▶ ABOUT THIS EXERCISE
Reduce the material below to its lines containing "blood".

▶ EXTRACTED ENTRIES
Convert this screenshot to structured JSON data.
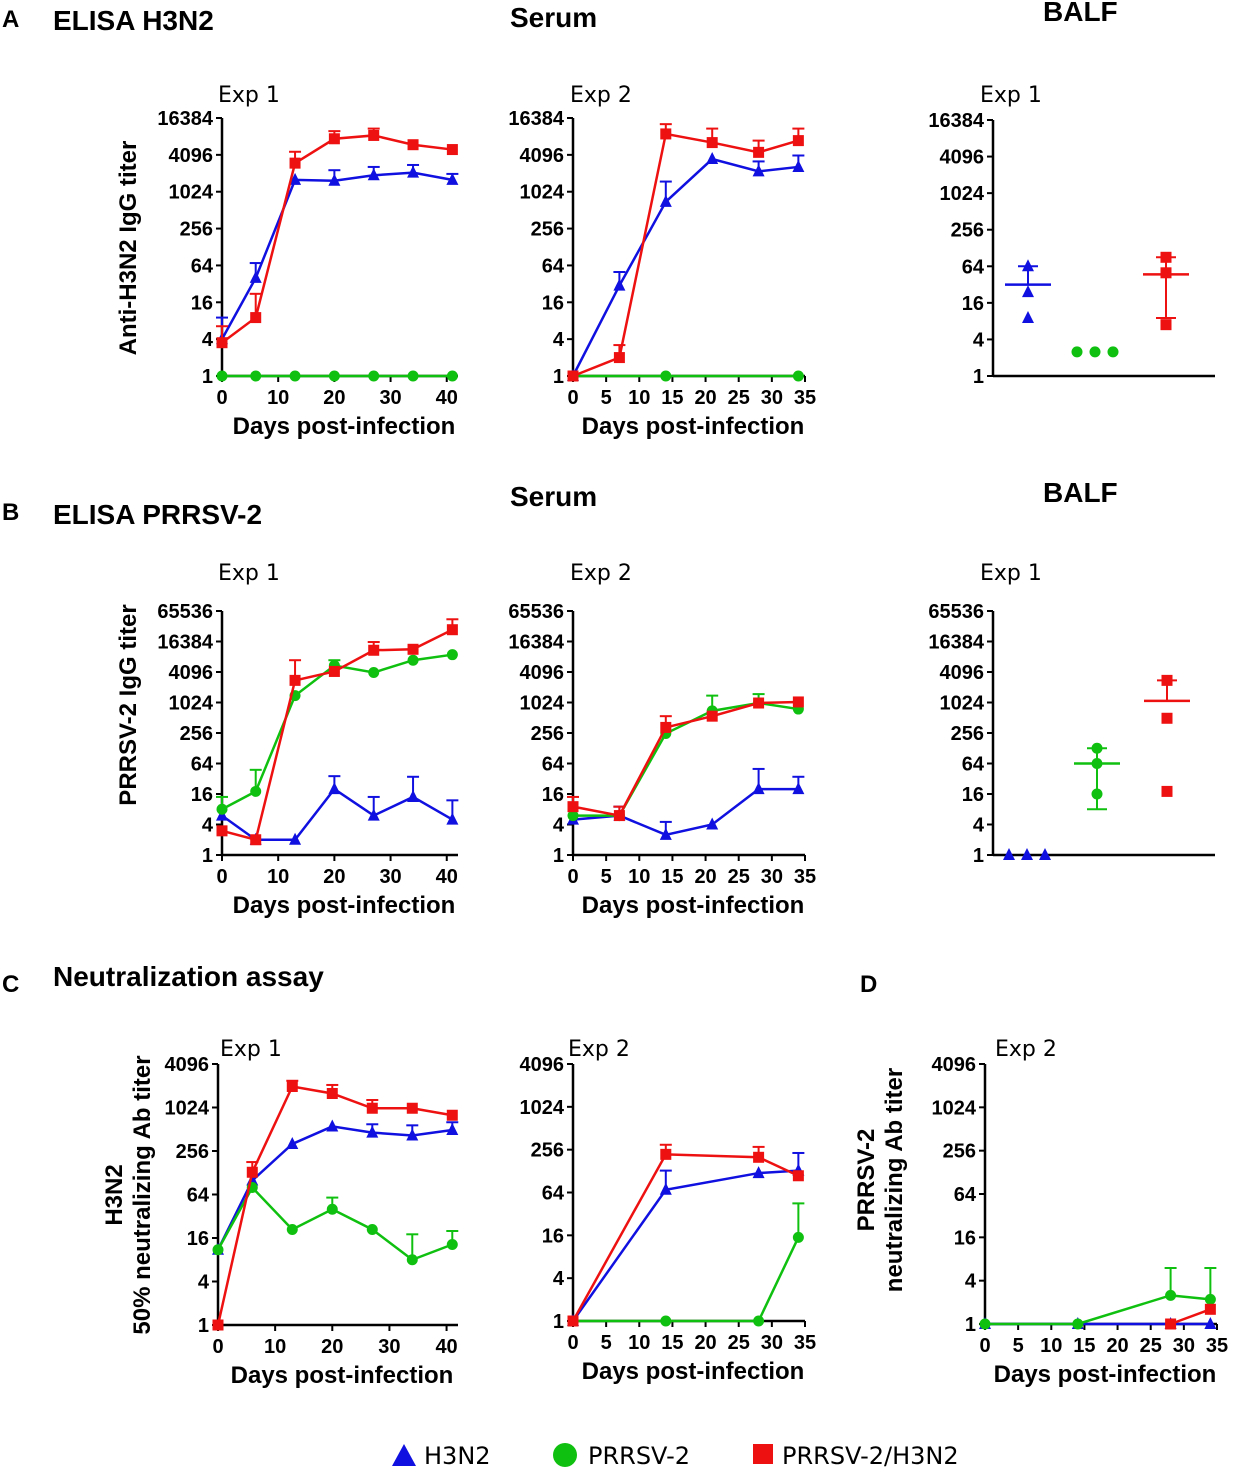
{
  "labels": {
    "A": "A",
    "B": "B",
    "C": "C",
    "D": "D",
    "elisa_h3n2": "ELISA H3N2",
    "elisa_prrsv": "ELISA PRRSV-2",
    "neut": "Neutralization assay",
    "serum": "Serum",
    "balf": "BALF",
    "xlabel": "Days post-infection",
    "ylabel_a": "Anti-H3N2 IgG titer",
    "ylabel_b": "PRRSV-2 IgG titer",
    "ylabel_c1": "H3N2",
    "ylabel_c2": "50% neutralizing Ab titer",
    "ylabel_d1": "PRRSV-2",
    "ylabel_d2": "neutralizing Ab titer"
  },
  "legend": [
    {
      "name": "H3N2",
      "color": "#1010e0",
      "marker": "triangle"
    },
    {
      "name": "PRRSV-2",
      "color": "#10c010",
      "marker": "circle"
    },
    {
      "name": "PRRSV-2/H3N2",
      "color": "#ee1111",
      "marker": "square"
    }
  ],
  "chart_data": [
    {
      "id": "A-exp1",
      "type": "line",
      "title": "Exp 1",
      "panel": "A",
      "ylabel": "Anti-H3N2 IgG titer",
      "xlabel": "Days post-infection",
      "yscale": "log2",
      "ylim": [
        1,
        16384
      ],
      "yticks": [
        1,
        4,
        16,
        64,
        256,
        1024,
        4096,
        16384
      ],
      "xlim": [
        0,
        42
      ],
      "xticks": [
        0,
        10,
        20,
        30,
        40
      ],
      "series": [
        {
          "name": "H3N2",
          "x": [
            0,
            6,
            13,
            20,
            27,
            34,
            41
          ],
          "values": [
            4,
            40,
            1600,
            1550,
            1900,
            2100,
            1600
          ],
          "err": [
            9,
            70,
            null,
            2300,
            2600,
            2800,
            2000
          ]
        },
        {
          "name": "PRRSV-2",
          "x": [
            0,
            6,
            13,
            20,
            27,
            34,
            41
          ],
          "values": [
            1,
            1,
            1,
            1,
            1,
            1,
            1
          ],
          "err": [
            null,
            null,
            null,
            null,
            null,
            null,
            null
          ]
        },
        {
          "name": "PRRSV-2/H3N2",
          "x": [
            0,
            6,
            13,
            20,
            27,
            34,
            41
          ],
          "values": [
            3.5,
            9,
            3000,
            7500,
            8500,
            6000,
            5000
          ],
          "err": [
            6.5,
            22,
            4600,
            10000,
            11000,
            null,
            null
          ]
        }
      ]
    },
    {
      "id": "A-exp2",
      "type": "line",
      "title": "Exp 2",
      "panel": "A",
      "xlabel": "Days post-infection",
      "yscale": "log2",
      "ylim": [
        1,
        16384
      ],
      "yticks": [
        1,
        4,
        16,
        64,
        256,
        1024,
        4096,
        16384
      ],
      "xlim": [
        0,
        35
      ],
      "xticks": [
        0,
        5,
        10,
        15,
        20,
        25,
        30,
        35
      ],
      "series": [
        {
          "name": "H3N2",
          "x": [
            0,
            7,
            14,
            21,
            28,
            34
          ],
          "values": [
            1,
            30,
            700,
            3500,
            2200,
            2600
          ],
          "err": [
            null,
            50,
            1500,
            null,
            3200,
            4000
          ]
        },
        {
          "name": "PRRSV-2",
          "x": [
            0,
            14,
            34
          ],
          "values": [
            1,
            1,
            1
          ],
          "err": [
            null,
            null,
            null
          ]
        },
        {
          "name": "PRRSV-2/H3N2",
          "x": [
            0,
            7,
            14,
            21,
            28,
            34
          ],
          "values": [
            1,
            2,
            9000,
            6500,
            4500,
            7000
          ],
          "err": [
            null,
            3.2,
            13000,
            11000,
            7000,
            11000
          ]
        }
      ]
    },
    {
      "id": "A-balf",
      "type": "scatter",
      "title": "Exp 1",
      "panel": "A BALF",
      "yscale": "log2",
      "ylim": [
        1,
        16384
      ],
      "yticks": [
        1,
        4,
        16,
        64,
        256,
        1024,
        4096,
        16384
      ],
      "groups": [
        {
          "name": "H3N2",
          "points": [
            64,
            24,
            9
          ],
          "mean": 32,
          "upper": 64,
          "lower": null
        },
        {
          "name": "PRRSV-2",
          "points": [
            2.5,
            2.5,
            2.5
          ],
          "mean": null,
          "upper": null,
          "lower": null
        },
        {
          "name": "PRRSV-2/H3N2",
          "points": [
            90,
            50,
            7
          ],
          "mean": 47,
          "upper": 90,
          "lower": 9
        }
      ]
    },
    {
      "id": "B-exp1",
      "type": "line",
      "title": "Exp 1",
      "panel": "B",
      "ylabel": "PRRSV-2 IgG titer",
      "xlabel": "Days post-infection",
      "yscale": "log2",
      "ylim": [
        1,
        65536
      ],
      "yticks": [
        1,
        4,
        16,
        64,
        256,
        1024,
        4096,
        16384,
        65536
      ],
      "xlim": [
        0,
        42
      ],
      "xticks": [
        0,
        10,
        20,
        30,
        40
      ],
      "series": [
        {
          "name": "H3N2",
          "x": [
            0,
            6,
            13,
            20,
            27,
            34,
            41
          ],
          "values": [
            6,
            2,
            2,
            20,
            6,
            14,
            5
          ],
          "err": [
            null,
            null,
            null,
            36,
            14,
            35,
            12
          ]
        },
        {
          "name": "PRRSV-2",
          "x": [
            0,
            6,
            13,
            20,
            27,
            34,
            41
          ],
          "values": [
            8,
            18,
            1400,
            5500,
            4000,
            7000,
            9000
          ],
          "err": [
            14,
            48,
            null,
            7000,
            null,
            null,
            null
          ]
        },
        {
          "name": "PRRSV-2/H3N2",
          "x": [
            0,
            6,
            13,
            20,
            27,
            34,
            41
          ],
          "values": [
            3,
            2,
            2800,
            4200,
            11000,
            11500,
            28000
          ],
          "err": [
            null,
            null,
            7000,
            null,
            16000,
            null,
            45000
          ]
        }
      ]
    },
    {
      "id": "B-exp2",
      "type": "line",
      "title": "Exp 2",
      "panel": "B",
      "xlabel": "Days post-infection",
      "yscale": "log2",
      "ylim": [
        1,
        65536
      ],
      "yticks": [
        1,
        4,
        16,
        64,
        256,
        1024,
        4096,
        16384,
        65536
      ],
      "xlim": [
        0,
        35
      ],
      "xticks": [
        0,
        5,
        10,
        15,
        20,
        25,
        30,
        35
      ],
      "series": [
        {
          "name": "H3N2",
          "x": [
            0,
            7,
            14,
            21,
            28,
            34
          ],
          "values": [
            5,
            6,
            2.5,
            4,
            20,
            20
          ],
          "err": [
            null,
            9,
            4.5,
            null,
            50,
            35
          ]
        },
        {
          "name": "PRRSV-2",
          "x": [
            0,
            7,
            14,
            21,
            28,
            34
          ],
          "values": [
            6,
            6,
            250,
            700,
            1000,
            760
          ],
          "err": [
            null,
            null,
            null,
            1400,
            1500,
            null
          ]
        },
        {
          "name": "PRRSV-2/H3N2",
          "x": [
            0,
            7,
            14,
            21,
            28,
            34
          ],
          "values": [
            9,
            6,
            330,
            550,
            1000,
            1050
          ],
          "err": [
            14,
            9,
            550,
            null,
            null,
            null
          ]
        }
      ]
    },
    {
      "id": "B-balf",
      "type": "scatter",
      "title": "Exp 1",
      "panel": "B BALF",
      "yscale": "log2",
      "ylim": [
        1,
        65536
      ],
      "yticks": [
        1,
        4,
        16,
        64,
        256,
        1024,
        4096,
        16384,
        65536
      ],
      "groups": [
        {
          "name": "H3N2",
          "points": [
            1,
            1,
            1
          ],
          "mean": null,
          "upper": null,
          "lower": null
        },
        {
          "name": "PRRSV-2",
          "points": [
            128,
            64,
            16
          ],
          "mean": 64,
          "upper": 128,
          "lower": 8
        },
        {
          "name": "PRRSV-2/H3N2",
          "points": [
            2800,
            500,
            18
          ],
          "mean": 1100,
          "upper": 2800,
          "lower": null
        }
      ]
    },
    {
      "id": "C-exp1",
      "type": "line",
      "title": "Exp 1",
      "panel": "C",
      "ylabel": "H3N2 50% neutralizing Ab titer",
      "xlabel": "Days post-infection",
      "yscale": "log2",
      "ylim": [
        1,
        4096
      ],
      "yticks": [
        1,
        4,
        16,
        64,
        256,
        1024,
        4096
      ],
      "xlim": [
        0,
        42
      ],
      "xticks": [
        0,
        10,
        20,
        30,
        40
      ],
      "series": [
        {
          "name": "H3N2",
          "x": [
            0,
            6,
            13,
            20,
            27,
            34,
            41
          ],
          "values": [
            11,
            100,
            320,
            560,
            460,
            420,
            500
          ],
          "err": [
            null,
            null,
            null,
            null,
            600,
            580,
            640
          ]
        },
        {
          "name": "PRRSV-2",
          "x": [
            0,
            6,
            13,
            20,
            27,
            34,
            41
          ],
          "values": [
            11,
            80,
            21,
            40,
            21,
            8,
            13
          ],
          "err": [
            null,
            null,
            null,
            58,
            null,
            18,
            20
          ]
        },
        {
          "name": "PRRSV-2/H3N2",
          "x": [
            0,
            6,
            13,
            20,
            27,
            34,
            41
          ],
          "values": [
            1,
            130,
            2000,
            1600,
            1000,
            1000,
            800
          ],
          "err": [
            null,
            180,
            2400,
            2100,
            1300,
            null,
            null
          ]
        }
      ]
    },
    {
      "id": "C-exp2",
      "type": "line",
      "title": "Exp 2",
      "panel": "C",
      "xlabel": "Days post-infection",
      "yscale": "log2",
      "ylim": [
        1,
        4096
      ],
      "yticks": [
        1,
        4,
        16,
        64,
        256,
        1024,
        4096
      ],
      "xlim": [
        0,
        35
      ],
      "xticks": [
        0,
        5,
        10,
        15,
        20,
        25,
        30,
        35
      ],
      "series": [
        {
          "name": "H3N2",
          "x": [
            0,
            14,
            28,
            34
          ],
          "values": [
            1,
            70,
            120,
            130
          ],
          "err": [
            null,
            130,
            null,
            230
          ]
        },
        {
          "name": "PRRSV-2",
          "x": [
            0,
            14,
            28,
            34
          ],
          "values": [
            1,
            1,
            1,
            15
          ],
          "err": [
            null,
            null,
            null,
            45
          ]
        },
        {
          "name": "PRRSV-2/H3N2",
          "x": [
            0,
            14,
            28,
            34
          ],
          "values": [
            1,
            220,
            200,
            110
          ],
          "err": [
            null,
            300,
            280,
            null
          ]
        }
      ]
    },
    {
      "id": "D-exp2",
      "type": "line",
      "title": "Exp 2",
      "panel": "D",
      "ylabel": "PRRSV-2 neutralizing Ab titer",
      "xlabel": "Days post-infection",
      "yscale": "log2",
      "ylim": [
        1,
        4096
      ],
      "yticks": [
        1,
        4,
        16,
        64,
        256,
        1024,
        4096
      ],
      "xlim": [
        0,
        35
      ],
      "xticks": [
        0,
        5,
        10,
        15,
        20,
        25,
        30,
        35
      ],
      "series": [
        {
          "name": "H3N2",
          "x": [
            0,
            14,
            28,
            34
          ],
          "values": [
            1,
            1,
            1,
            1
          ],
          "err": [
            null,
            null,
            null,
            null
          ]
        },
        {
          "name": "PRRSV-2",
          "x": [
            0,
            14,
            28,
            34
          ],
          "values": [
            1,
            1,
            2.5,
            2.2
          ],
          "err": [
            null,
            null,
            6,
            6
          ]
        },
        {
          "name": "PRRSV-2/H3N2",
          "x": [
            28,
            34
          ],
          "values": [
            1,
            1.6
          ],
          "err": [
            null,
            null
          ]
        }
      ]
    }
  ]
}
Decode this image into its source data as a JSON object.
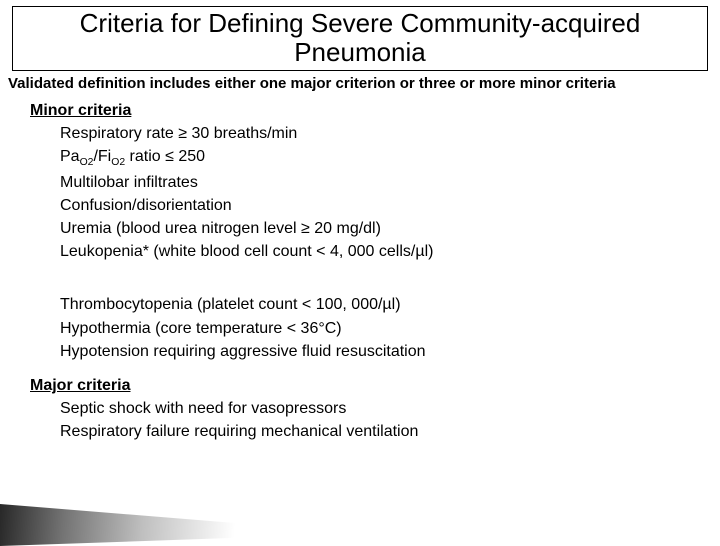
{
  "title": "Criteria for Defining Severe Community-acquired Pneumonia",
  "subtitle": "Validated definition includes either one major criterion or three or more minor criteria",
  "minor": {
    "heading": "Minor criteria",
    "items_a": [
      "Respiratory rate ≥ 30 breaths/min",
      "Pa|O2|/Fi|O2| ratio ≤ 250",
      "Multilobar infiltrates",
      "Confusion/disorientation",
      "Uremia (blood urea nitrogen level ≥ 20 mg/dl)",
      "Leukopenia* (white blood cell count < 4, 000 cells/µl)"
    ],
    "items_b": [
      "Thrombocytopenia (platelet count < 100, 000/µl)",
      "Hypothermia (core temperature < 36°C)",
      "Hypotension requiring aggressive fluid resuscitation"
    ]
  },
  "major": {
    "heading": "Major criteria",
    "items": [
      "Septic shock with need for vasopressors",
      "Respiratory failure requiring mechanical ventilation"
    ]
  },
  "colors": {
    "bg": "#ffffff",
    "text": "#000000",
    "border": "#000000"
  },
  "fontsize": {
    "title": 26,
    "subtitle": 15,
    "heading": 16,
    "item": 16
  }
}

▶ EXERCISE SOLUTION
      "Uremia (blood urea nitrogen level ≥ 20 mg/dl)",
      "Leukopenia* (white blood cell count < 4, 000 cells/µl)"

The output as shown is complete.